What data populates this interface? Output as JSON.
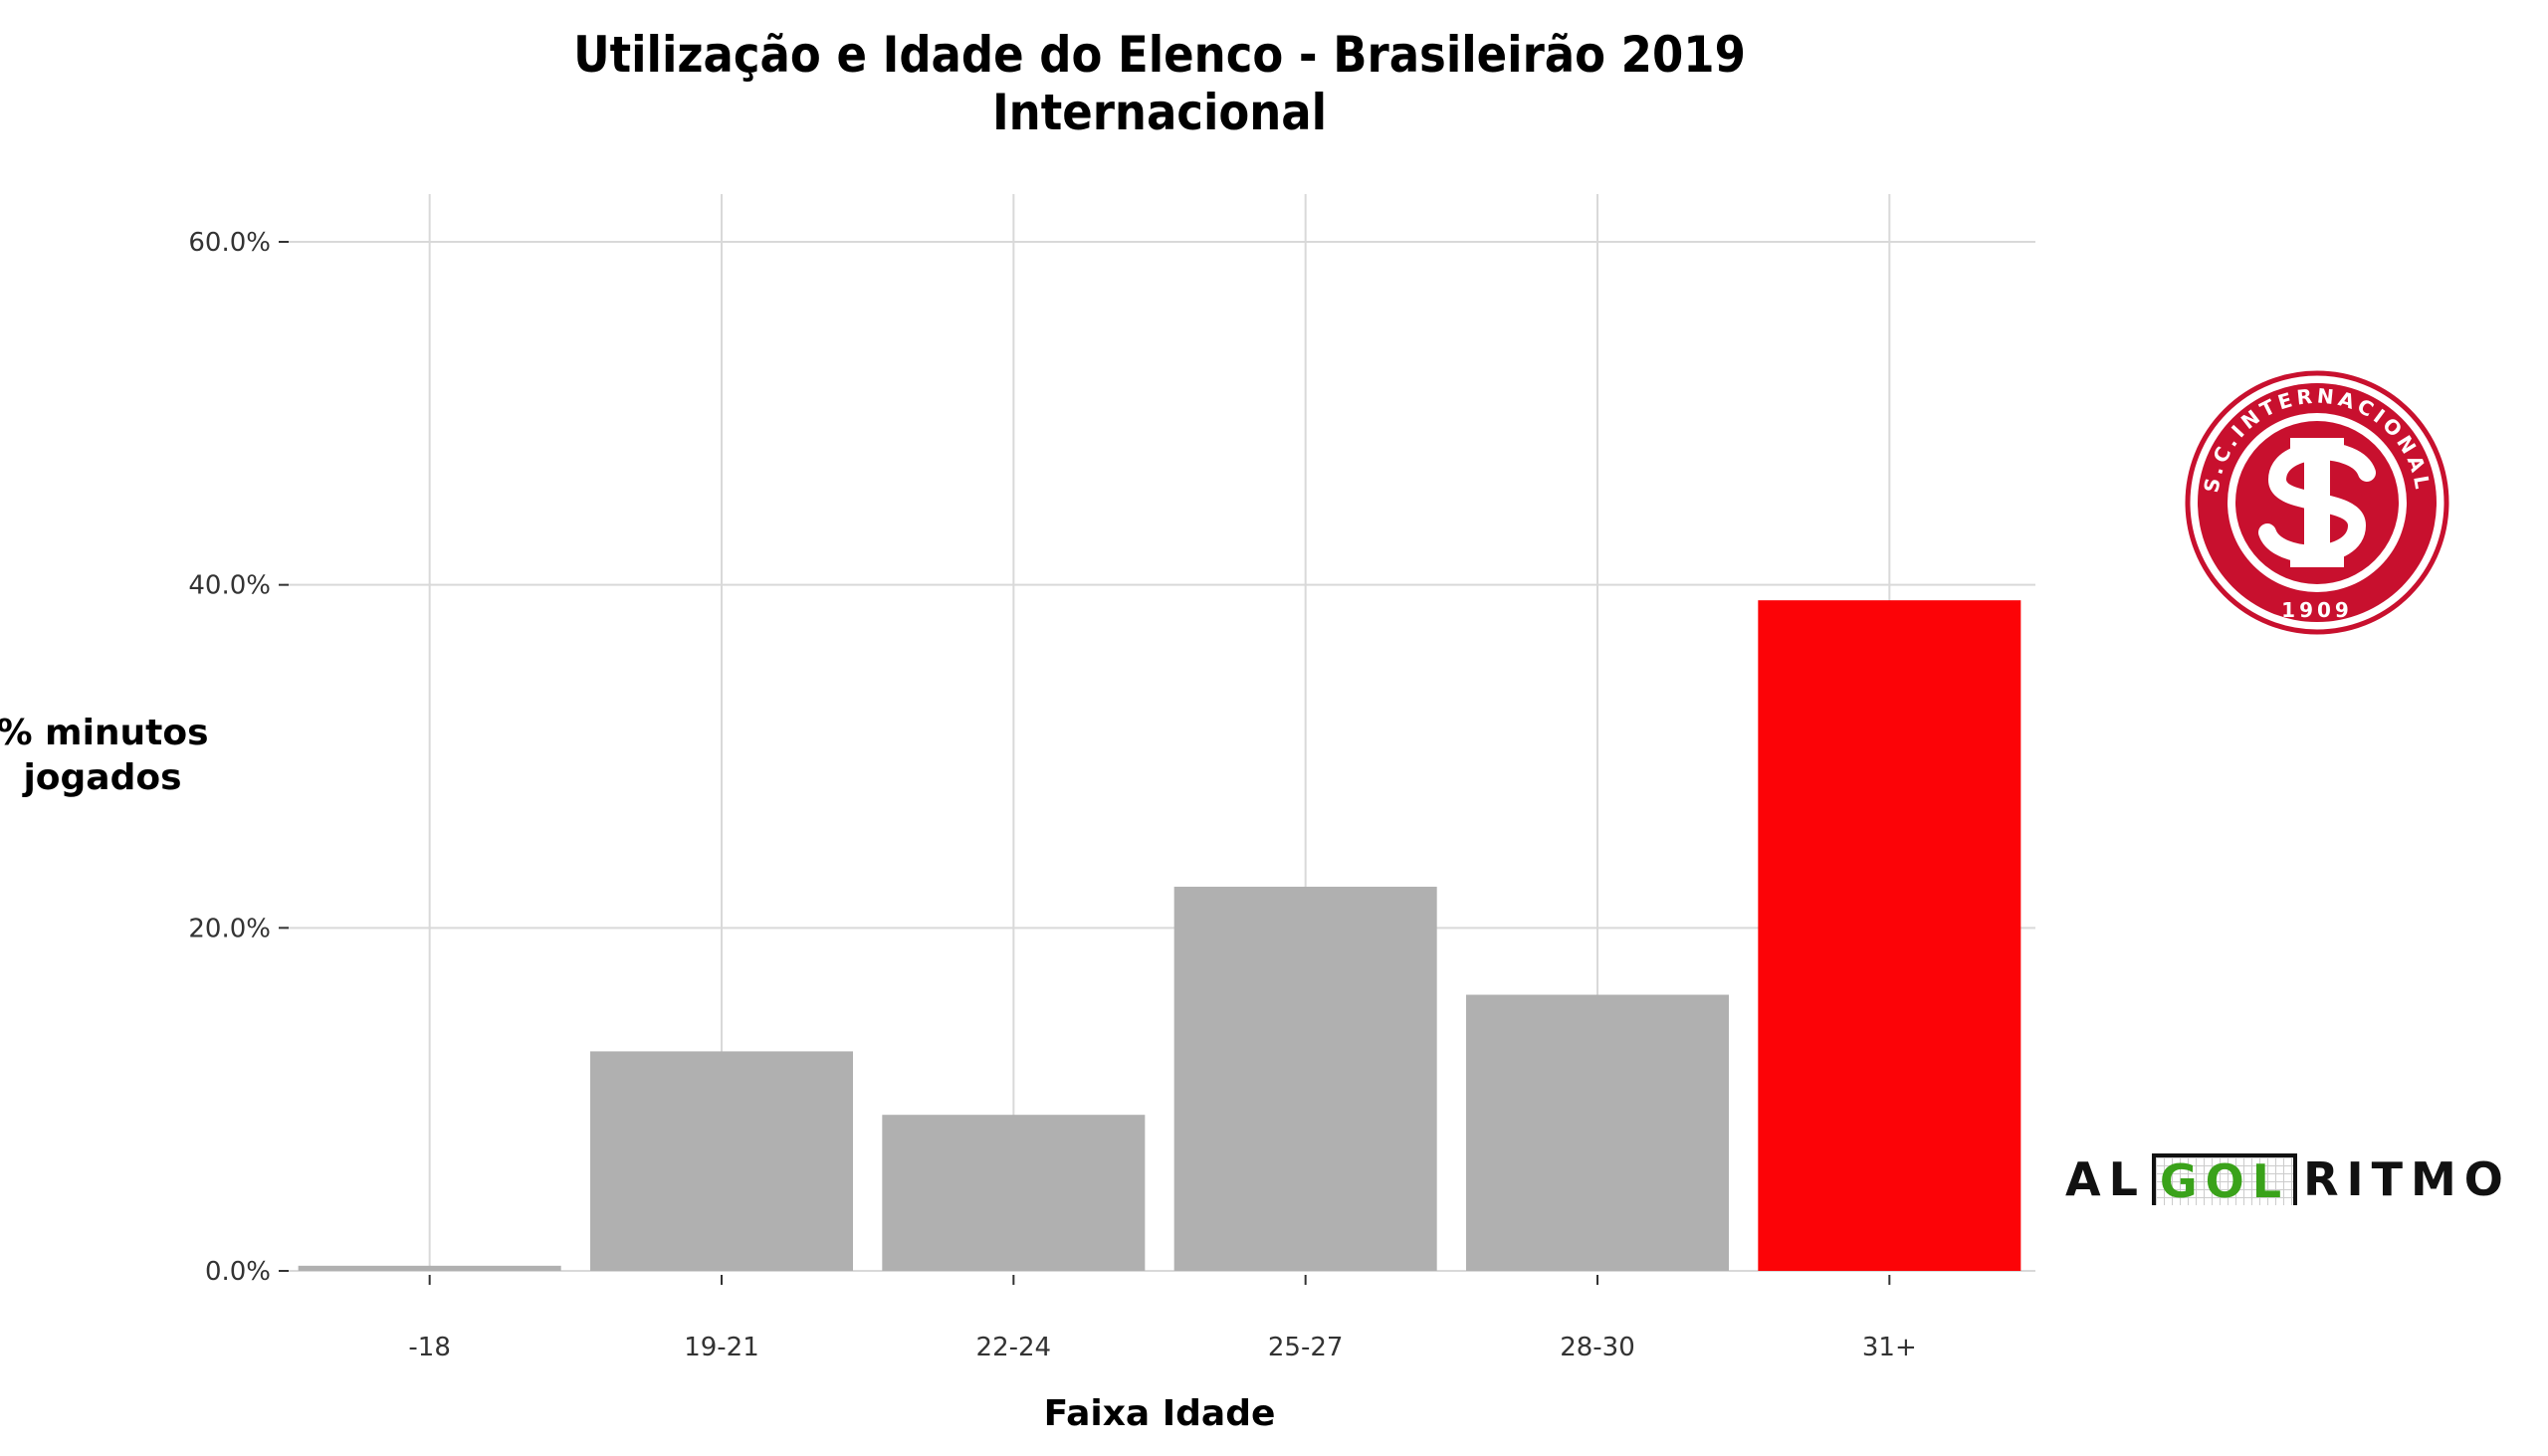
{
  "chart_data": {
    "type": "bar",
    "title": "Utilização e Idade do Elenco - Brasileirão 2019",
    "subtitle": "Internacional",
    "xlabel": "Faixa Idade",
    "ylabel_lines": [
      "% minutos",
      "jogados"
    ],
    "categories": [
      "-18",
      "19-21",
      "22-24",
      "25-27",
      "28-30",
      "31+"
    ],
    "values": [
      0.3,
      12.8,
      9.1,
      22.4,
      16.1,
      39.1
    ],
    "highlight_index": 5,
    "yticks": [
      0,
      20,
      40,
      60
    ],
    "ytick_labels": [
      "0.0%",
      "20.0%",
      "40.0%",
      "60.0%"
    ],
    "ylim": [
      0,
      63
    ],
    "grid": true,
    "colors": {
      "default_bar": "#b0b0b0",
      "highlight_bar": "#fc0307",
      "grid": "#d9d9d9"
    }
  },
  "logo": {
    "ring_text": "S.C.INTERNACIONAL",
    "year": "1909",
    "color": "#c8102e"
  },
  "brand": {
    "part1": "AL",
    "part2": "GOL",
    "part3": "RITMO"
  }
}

::::::

• **What you should do**
Every record is to be reproduced exactly, with no pictures included.

• **Output for this exercise**
What data populates this interface? Output as JSON.
{
  "chart_data": {
    "type": "bar",
    "title": "Utilização e Idade do Elenco - Brasileirão 2019",
    "subtitle": "Internacional",
    "xlabel": "Faixa Idade",
    "ylabel_lines": [
      "% minutos",
      "jogados"
    ],
    "categories": [
      "-18",
      "19-21",
      "22-24",
      "25-27",
      "28-30",
      "31+"
    ],
    "values": [
      0.3,
      12.8,
      9.1,
      22.4,
      16.1,
      39.1
    ],
    "highlight_index": 5,
    "yticks": [
      0,
      20,
      40,
      60
    ],
    "ytick_labels": [
      "0.0%",
      "20.0%",
      "40.0%",
      "60.0%"
    ],
    "ylim": [
      0,
      63
    ],
    "grid": true,
    "colors": {
      "default_bar": "#b0b0b0",
      "highlight_bar": "#fc0307",
      "grid": "#d9d9d9"
    }
  },
  "logo": {
    "ring_text": "S.C.INTERNACIONAL",
    "year": "1909",
    "color": "#c8102e"
  },
  "brand": {
    "part1": "AL",
    "part2": "GOL",
    "part3": "RITMO"
  }
}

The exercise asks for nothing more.